- **Yang Perlu Dikerjakan**
Tuliskan setiap sebutan golongan orang yang diawali kata "ahli" atau "ahlus" dalam teks tentang ahli dzikir dan ahli pikir, masing-masing cukup sekali.

- **Teks yang Diberikan**
────────────────
Ahli Dzikir dan Ahli Pikir dalam Al-Quran

“Bertanyalah kepada ahli dzikir jika kalian tidak tahu.” Demikian pesan Allah kepada hamba-Nya dalam QS. an-Nahl: 43 dan al-Anbiya’: 7. Saat membaca ayat ini, biasanya muncul pertanyaan “Kenapa kok ahli dzikir dan bukan ahli ilmu ya?”. Sekilas, arahan Al-Qur’an ini terkesan keliru. Pasalnya, bertanya kepada mereka yang berilmu menjadi kelaziman yang tidak terbantahkan. 

Namun Al-Qur’an lebih memilih ahli dzikir yang identik dengan sosok religius yang terkadang tidak banyak ilmunya. Mengapa demikian? Sebagai awalan, kita pasti setuju bahwa betapa banyak kerusakan alam raya dan tatanan sosial yang diakibatkan orang berilmu yang tidak memiliki iman. Ada beberapa hal dibalik pemilihan ahli dzikir tersebut yang menarik untuk diperhatikan.

Konteks ayat

Saat membaca QS. an-Nahl: 43 dan al-Anbiya’: 7, kita akan mendapati bahwa perintah bertanya ini didahului pembahasan seputar pengutusan rasul sebelum Nabi Muhammad. Hal ini berarti pertanyaan yang diajukan tidak keluar dari ruang lingkup keimanan yang memiliki sumber dan jalur berbeda dengan ilmu pengetahuan yang dikenal dewasa ini. Jika sumber dan jalur ilmu adalah logika dan pengamatan alam raya, maka keimanan sumbernya adalah hati yang bersih dengan jalur informasi ‘wahyu’. Bagi ahlus sunnah, informasi dari keduanya menjadi ilmu pengetahuan yang sama kuatnya dan tidak perlu dipertentangkan.
────────────────
- **Data yang Diberikan**
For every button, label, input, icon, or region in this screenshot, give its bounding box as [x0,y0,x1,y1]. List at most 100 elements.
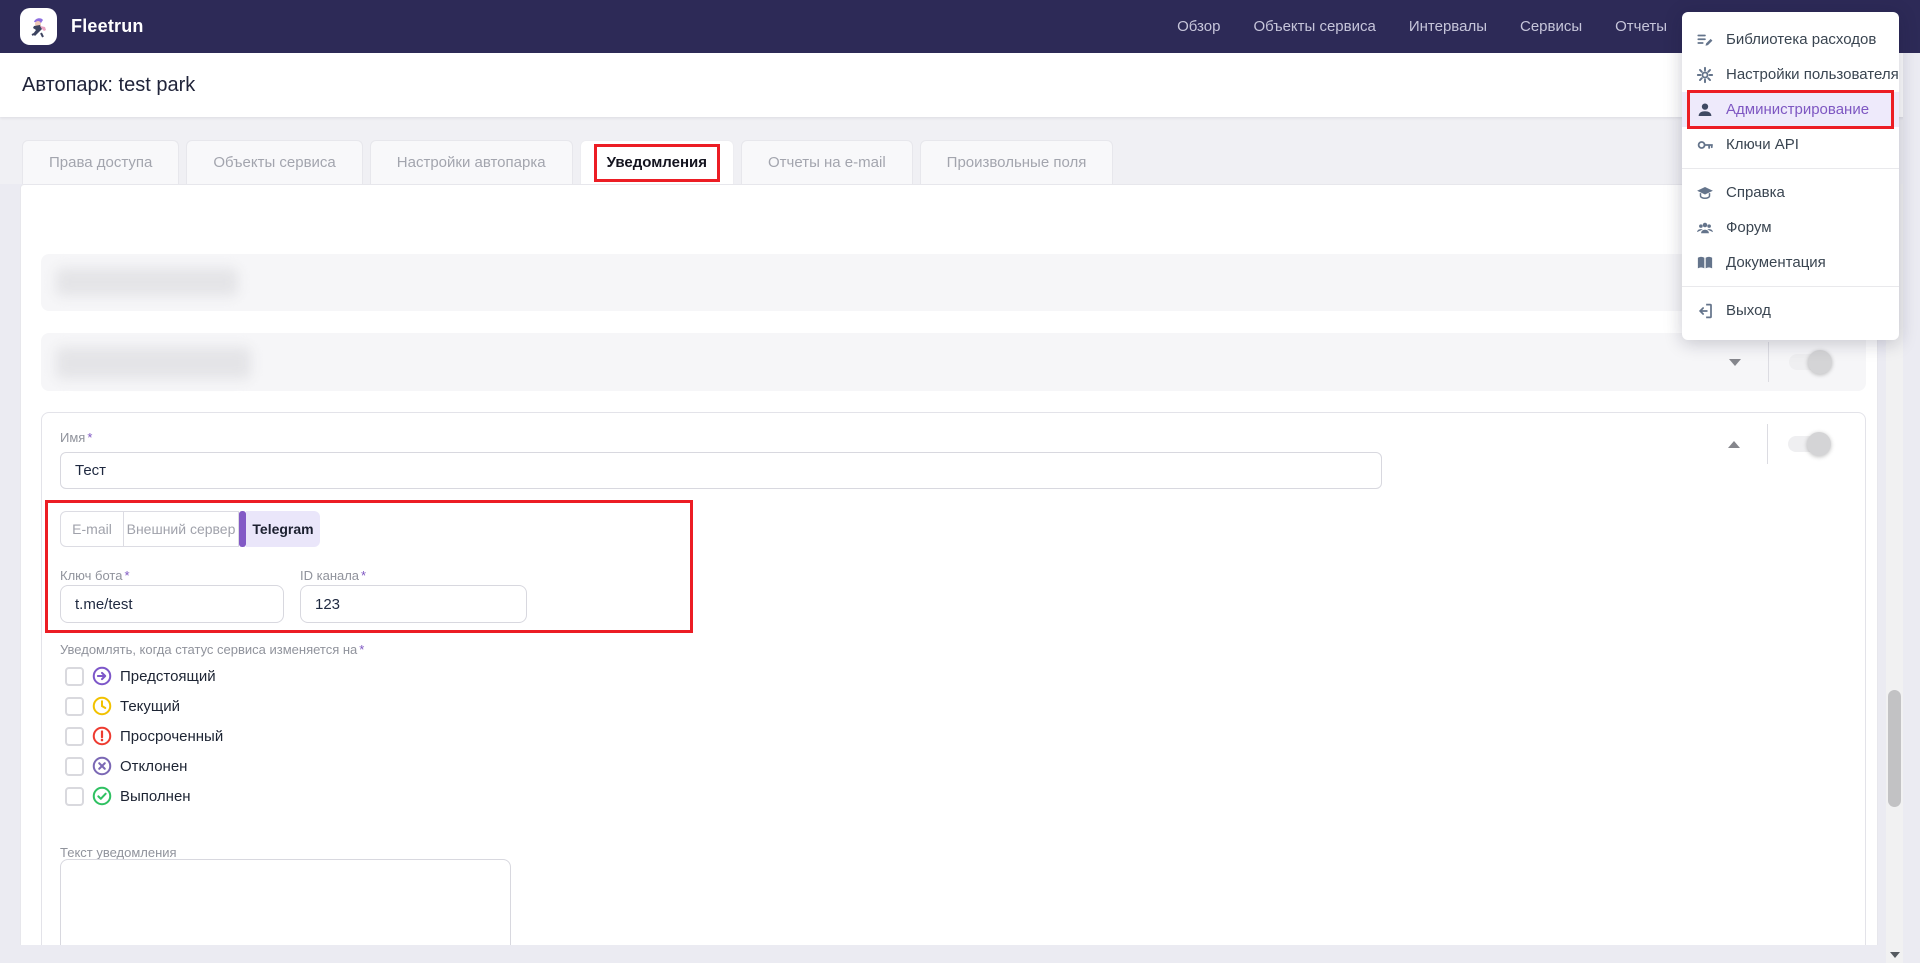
────────────────
- **Hasil Akhir**
- ahli dzikir
- ahli pikir
- ahli ilmu
- ahlus sunnah